Stored dataset items:
-- Begin --

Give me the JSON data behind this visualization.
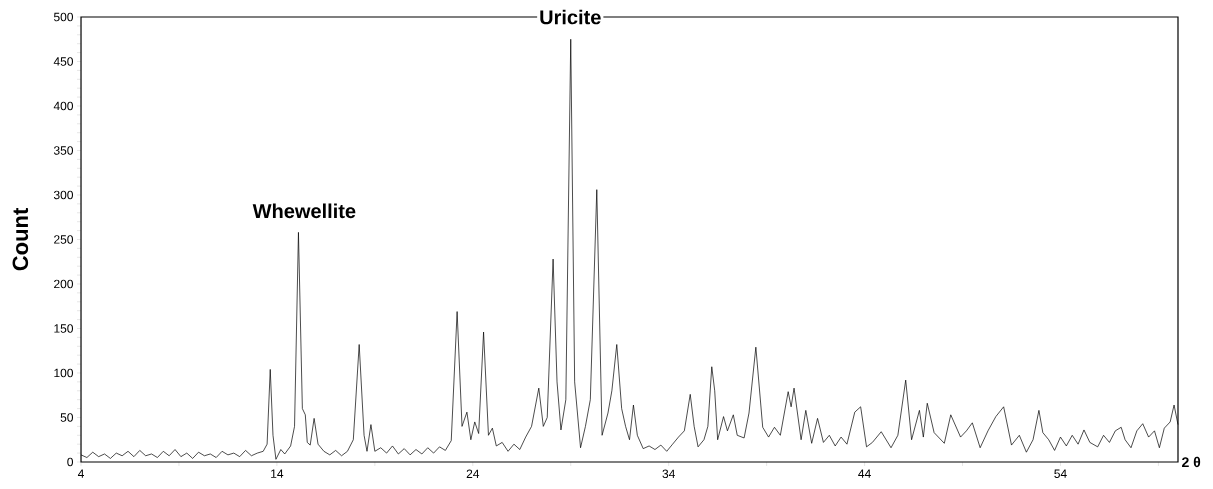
{
  "chart_data": {
    "type": "line",
    "ylabel": "Count",
    "xlabel": "2 θ",
    "xlim": [
      4,
      60
    ],
    "ylim": [
      0,
      500
    ],
    "xticks": [
      4,
      {
        "value": 9,
        "label": null
      },
      14,
      {
        "value": 19,
        "label": null
      },
      24,
      {
        "value": 29,
        "label": null
      },
      34,
      {
        "value": 39,
        "label": null
      },
      44,
      {
        "value": 49,
        "label": null
      },
      54,
      {
        "value": 59,
        "label": null
      }
    ],
    "yticks": [
      0,
      {
        "value": 10,
        "label": null
      },
      {
        "value": 20,
        "label": null
      },
      {
        "value": 30,
        "label": null
      },
      {
        "value": 40,
        "label": null
      },
      50,
      {
        "value": 60,
        "label": null
      },
      {
        "value": 70,
        "label": null
      },
      {
        "value": 80,
        "label": null
      },
      {
        "value": 90,
        "label": null
      },
      100,
      {
        "value": 110,
        "label": null
      },
      {
        "value": 120,
        "label": null
      },
      {
        "value": 130,
        "label": null
      },
      {
        "value": 140,
        "label": null
      },
      150,
      {
        "value": 160,
        "label": null
      },
      {
        "value": 170,
        "label": null
      },
      {
        "value": 180,
        "label": null
      },
      {
        "value": 190,
        "label": null
      },
      200,
      {
        "value": 210,
        "label": null
      },
      {
        "value": 220,
        "label": null
      },
      {
        "value": 230,
        "label": null
      },
      {
        "value": 240,
        "label": null
      },
      250,
      {
        "value": 260,
        "label": null
      },
      {
        "value": 270,
        "label": null
      },
      {
        "value": 280,
        "label": null
      },
      {
        "value": 290,
        "label": null
      },
      300,
      {
        "value": 310,
        "label": null
      },
      {
        "value": 320,
        "label": null
      },
      {
        "value": 330,
        "label": null
      },
      {
        "value": 340,
        "label": null
      },
      350,
      {
        "value": 360,
        "label": null
      },
      {
        "value": 370,
        "label": null
      },
      {
        "value": 380,
        "label": null
      },
      {
        "value": 390,
        "label": null
      },
      400,
      {
        "value": 410,
        "label": null
      },
      {
        "value": 420,
        "label": null
      },
      {
        "value": 430,
        "label": null
      },
      {
        "value": 440,
        "label": null
      },
      450,
      {
        "value": 460,
        "label": null
      },
      {
        "value": 470,
        "label": null
      },
      {
        "value": 480,
        "label": null
      },
      {
        "value": 490,
        "label": null
      },
      500
    ],
    "grid": false,
    "marker": "none",
    "line_style": "solid",
    "annotations": [
      "Whewellite",
      "Uricite"
    ],
    "series": [
      {
        "color": "#000000",
        "x": [
          4.0,
          4.3,
          4.6,
          4.9,
          5.2,
          5.5,
          5.8,
          6.1,
          6.4,
          6.7,
          7.0,
          7.3,
          7.6,
          7.9,
          8.2,
          8.5,
          8.8,
          9.1,
          9.4,
          9.7,
          10.0,
          10.3,
          10.6,
          10.9,
          11.2,
          11.5,
          11.8,
          12.1,
          12.4,
          12.7,
          13.0,
          13.3,
          13.5,
          13.66,
          13.8,
          13.95,
          14.2,
          14.4,
          14.7,
          14.9,
          15.1,
          15.3,
          15.45,
          15.55,
          15.7,
          15.9,
          16.1,
          16.4,
          16.7,
          17.0,
          17.3,
          17.6,
          17.9,
          18.2,
          18.45,
          18.6,
          18.8,
          19.0,
          19.3,
          19.6,
          19.9,
          20.2,
          20.5,
          20.8,
          21.1,
          21.4,
          21.7,
          22.0,
          22.3,
          22.6,
          22.9,
          23.2,
          23.45,
          23.7,
          23.9,
          24.1,
          24.3,
          24.55,
          24.8,
          25.0,
          25.2,
          25.5,
          25.8,
          26.1,
          26.4,
          26.7,
          27.0,
          27.37,
          27.6,
          27.8,
          28.1,
          28.3,
          28.5,
          28.75,
          29.0,
          29.2,
          29.5,
          29.75,
          30.0,
          30.33,
          30.6,
          30.9,
          31.1,
          31.35,
          31.6,
          31.8,
          32.0,
          32.2,
          32.4,
          32.7,
          33.0,
          33.3,
          33.6,
          33.9,
          34.2,
          34.5,
          34.8,
          35.1,
          35.3,
          35.5,
          35.8,
          36.0,
          36.2,
          36.35,
          36.5,
          36.8,
          37.0,
          37.3,
          37.5,
          37.85,
          38.1,
          38.45,
          38.8,
          39.1,
          39.4,
          39.7,
          40.1,
          40.25,
          40.4,
          40.76,
          41.0,
          41.3,
          41.6,
          41.9,
          42.2,
          42.5,
          42.8,
          43.1,
          43.5,
          43.8,
          44.1,
          44.4,
          44.85,
          45.1,
          45.35,
          45.7,
          46.1,
          46.4,
          46.8,
          47.0,
          47.2,
          47.55,
          48.07,
          48.4,
          48.9,
          49.2,
          49.5,
          49.9,
          50.3,
          50.7,
          51.1,
          51.5,
          51.9,
          52.26,
          52.6,
          52.9,
          53.1,
          53.4,
          53.7,
          54.0,
          54.3,
          54.6,
          54.9,
          55.2,
          55.5,
          55.9,
          56.2,
          56.5,
          56.8,
          57.1,
          57.3,
          57.6,
          57.9,
          58.2,
          58.5,
          58.8,
          59.05,
          59.3,
          59.6,
          59.8,
          60.0
        ],
        "values": [
          8,
          5,
          11,
          6,
          9,
          4,
          10,
          7,
          12,
          6,
          13,
          7,
          9,
          5,
          12,
          7,
          14,
          6,
          10,
          4,
          11,
          7,
          9,
          5,
          12,
          8,
          10,
          6,
          13,
          7,
          10,
          12,
          20,
          104,
          30,
          3,
          14,
          9,
          18,
          40,
          258,
          60,
          53,
          22,
          19,
          49,
          20,
          12,
          8,
          13,
          7,
          12,
          25,
          132,
          30,
          12,
          42,
          12,
          16,
          10,
          18,
          9,
          15,
          8,
          14,
          9,
          16,
          10,
          17,
          13,
          24,
          169,
          40,
          56,
          25,
          45,
          32,
          146,
          30,
          38,
          18,
          22,
          12,
          20,
          14,
          28,
          40,
          83,
          40,
          50,
          228,
          90,
          36,
          70,
          475,
          90,
          16,
          40,
          70,
          306,
          30,
          55,
          80,
          132,
          60,
          40,
          25,
          64,
          30,
          15,
          18,
          14,
          19,
          12,
          20,
          28,
          35,
          76,
          40,
          17,
          25,
          40,
          107,
          80,
          25,
          51,
          35,
          53,
          30,
          27,
          55,
          129,
          39,
          28,
          39,
          30,
          79,
          62,
          83,
          25,
          58,
          21,
          49,
          22,
          30,
          18,
          28,
          20,
          56,
          62,
          17,
          22,
          34,
          25,
          16,
          30,
          92,
          25,
          58,
          28,
          66,
          33,
          21,
          53,
          28,
          35,
          44,
          16,
          35,
          51,
          62,
          19,
          30,
          11,
          25,
          58,
          33,
          25,
          13,
          28,
          18,
          30,
          20,
          36,
          22,
          17,
          30,
          22,
          35,
          39,
          25,
          16,
          35,
          43,
          28,
          35,
          16,
          38,
          45,
          64,
          42
        ]
      }
    ]
  }
}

-- End --

* The exercise *
Restate the entire listing word for word, excluding pictures.

* Exercise answer *
Give me the JSON data behind this visualization.
{
  "chart_data": {
    "type": "line",
    "ylabel": "Count",
    "xlabel": "2 θ",
    "xlim": [
      4,
      60
    ],
    "ylim": [
      0,
      500
    ],
    "xticks": [
      4,
      {
        "value": 9,
        "label": null
      },
      14,
      {
        "value": 19,
        "label": null
      },
      24,
      {
        "value": 29,
        "label": null
      },
      34,
      {
        "value": 39,
        "label": null
      },
      44,
      {
        "value": 49,
        "label": null
      },
      54,
      {
        "value": 59,
        "label": null
      }
    ],
    "yticks": [
      0,
      {
        "value": 10,
        "label": null
      },
      {
        "value": 20,
        "label": null
      },
      {
        "value": 30,
        "label": null
      },
      {
        "value": 40,
        "label": null
      },
      50,
      {
        "value": 60,
        "label": null
      },
      {
        "value": 70,
        "label": null
      },
      {
        "value": 80,
        "label": null
      },
      {
        "value": 90,
        "label": null
      },
      100,
      {
        "value": 110,
        "label": null
      },
      {
        "value": 120,
        "label": null
      },
      {
        "value": 130,
        "label": null
      },
      {
        "value": 140,
        "label": null
      },
      150,
      {
        "value": 160,
        "label": null
      },
      {
        "value": 170,
        "label": null
      },
      {
        "value": 180,
        "label": null
      },
      {
        "value": 190,
        "label": null
      },
      200,
      {
        "value": 210,
        "label": null
      },
      {
        "value": 220,
        "label": null
      },
      {
        "value": 230,
        "label": null
      },
      {
        "value": 240,
        "label": null
      },
      250,
      {
        "value": 260,
        "label": null
      },
      {
        "value": 270,
        "label": null
      },
      {
        "value": 280,
        "label": null
      },
      {
        "value": 290,
        "label": null
      },
      300,
      {
        "value": 310,
        "label": null
      },
      {
        "value": 320,
        "label": null
      },
      {
        "value": 330,
        "label": null
      },
      {
        "value": 340,
        "label": null
      },
      350,
      {
        "value": 360,
        "label": null
      },
      {
        "value": 370,
        "label": null
      },
      {
        "value": 380,
        "label": null
      },
      {
        "value": 390,
        "label": null
      },
      400,
      {
        "value": 410,
        "label": null
      },
      {
        "value": 420,
        "label": null
      },
      {
        "value": 430,
        "label": null
      },
      {
        "value": 440,
        "label": null
      },
      450,
      {
        "value": 460,
        "label": null
      },
      {
        "value": 470,
        "label": null
      },
      {
        "value": 480,
        "label": null
      },
      {
        "value": 490,
        "label": null
      },
      500
    ],
    "grid": false,
    "marker": "none",
    "line_style": "solid",
    "annotations": [
      "Whewellite",
      "Uricite"
    ],
    "series": [
      {
        "color": "#000000",
        "x": [
          4.0,
          4.3,
          4.6,
          4.9,
          5.2,
          5.5,
          5.8,
          6.1,
          6.4,
          6.7,
          7.0,
          7.3,
          7.6,
          7.9,
          8.2,
          8.5,
          8.8,
          9.1,
          9.4,
          9.7,
          10.0,
          10.3,
          10.6,
          10.9,
          11.2,
          11.5,
          11.8,
          12.1,
          12.4,
          12.7,
          13.0,
          13.3,
          13.5,
          13.66,
          13.8,
          13.95,
          14.2,
          14.4,
          14.7,
          14.9,
          15.1,
          15.3,
          15.45,
          15.55,
          15.7,
          15.9,
          16.1,
          16.4,
          16.7,
          17.0,
          17.3,
          17.6,
          17.9,
          18.2,
          18.45,
          18.6,
          18.8,
          19.0,
          19.3,
          19.6,
          19.9,
          20.2,
          20.5,
          20.8,
          21.1,
          21.4,
          21.7,
          22.0,
          22.3,
          22.6,
          22.9,
          23.2,
          23.45,
          23.7,
          23.9,
          24.1,
          24.3,
          24.55,
          24.8,
          25.0,
          25.2,
          25.5,
          25.8,
          26.1,
          26.4,
          26.7,
          27.0,
          27.37,
          27.6,
          27.8,
          28.1,
          28.3,
          28.5,
          28.75,
          29.0,
          29.2,
          29.5,
          29.75,
          30.0,
          30.33,
          30.6,
          30.9,
          31.1,
          31.35,
          31.6,
          31.8,
          32.0,
          32.2,
          32.4,
          32.7,
          33.0,
          33.3,
          33.6,
          33.9,
          34.2,
          34.5,
          34.8,
          35.1,
          35.3,
          35.5,
          35.8,
          36.0,
          36.2,
          36.35,
          36.5,
          36.8,
          37.0,
          37.3,
          37.5,
          37.85,
          38.1,
          38.45,
          38.8,
          39.1,
          39.4,
          39.7,
          40.1,
          40.25,
          40.4,
          40.76,
          41.0,
          41.3,
          41.6,
          41.9,
          42.2,
          42.5,
          42.8,
          43.1,
          43.5,
          43.8,
          44.1,
          44.4,
          44.85,
          45.1,
          45.35,
          45.7,
          46.1,
          46.4,
          46.8,
          47.0,
          47.2,
          47.55,
          48.07,
          48.4,
          48.9,
          49.2,
          49.5,
          49.9,
          50.3,
          50.7,
          51.1,
          51.5,
          51.9,
          52.26,
          52.6,
          52.9,
          53.1,
          53.4,
          53.7,
          54.0,
          54.3,
          54.6,
          54.9,
          55.2,
          55.5,
          55.9,
          56.2,
          56.5,
          56.8,
          57.1,
          57.3,
          57.6,
          57.9,
          58.2,
          58.5,
          58.8,
          59.05,
          59.3,
          59.6,
          59.8,
          60.0
        ],
        "values": [
          8,
          5,
          11,
          6,
          9,
          4,
          10,
          7,
          12,
          6,
          13,
          7,
          9,
          5,
          12,
          7,
          14,
          6,
          10,
          4,
          11,
          7,
          9,
          5,
          12,
          8,
          10,
          6,
          13,
          7,
          10,
          12,
          20,
          104,
          30,
          3,
          14,
          9,
          18,
          40,
          258,
          60,
          53,
          22,
          19,
          49,
          20,
          12,
          8,
          13,
          7,
          12,
          25,
          132,
          30,
          12,
          42,
          12,
          16,
          10,
          18,
          9,
          15,
          8,
          14,
          9,
          16,
          10,
          17,
          13,
          24,
          169,
          40,
          56,
          25,
          45,
          32,
          146,
          30,
          38,
          18,
          22,
          12,
          20,
          14,
          28,
          40,
          83,
          40,
          50,
          228,
          90,
          36,
          70,
          475,
          90,
          16,
          40,
          70,
          306,
          30,
          55,
          80,
          132,
          60,
          40,
          25,
          64,
          30,
          15,
          18,
          14,
          19,
          12,
          20,
          28,
          35,
          76,
          40,
          17,
          25,
          40,
          107,
          80,
          25,
          51,
          35,
          53,
          30,
          27,
          55,
          129,
          39,
          28,
          39,
          30,
          79,
          62,
          83,
          25,
          58,
          21,
          49,
          22,
          30,
          18,
          28,
          20,
          56,
          62,
          17,
          22,
          34,
          25,
          16,
          30,
          92,
          25,
          58,
          28,
          66,
          33,
          21,
          53,
          28,
          35,
          44,
          16,
          35,
          51,
          62,
          19,
          30,
          11,
          25,
          58,
          33,
          25,
          13,
          28,
          18,
          30,
          20,
          36,
          22,
          17,
          30,
          22,
          35,
          39,
          25,
          16,
          35,
          43,
          28,
          35,
          16,
          38,
          45,
          64,
          42
        ]
      }
    ]
  }
}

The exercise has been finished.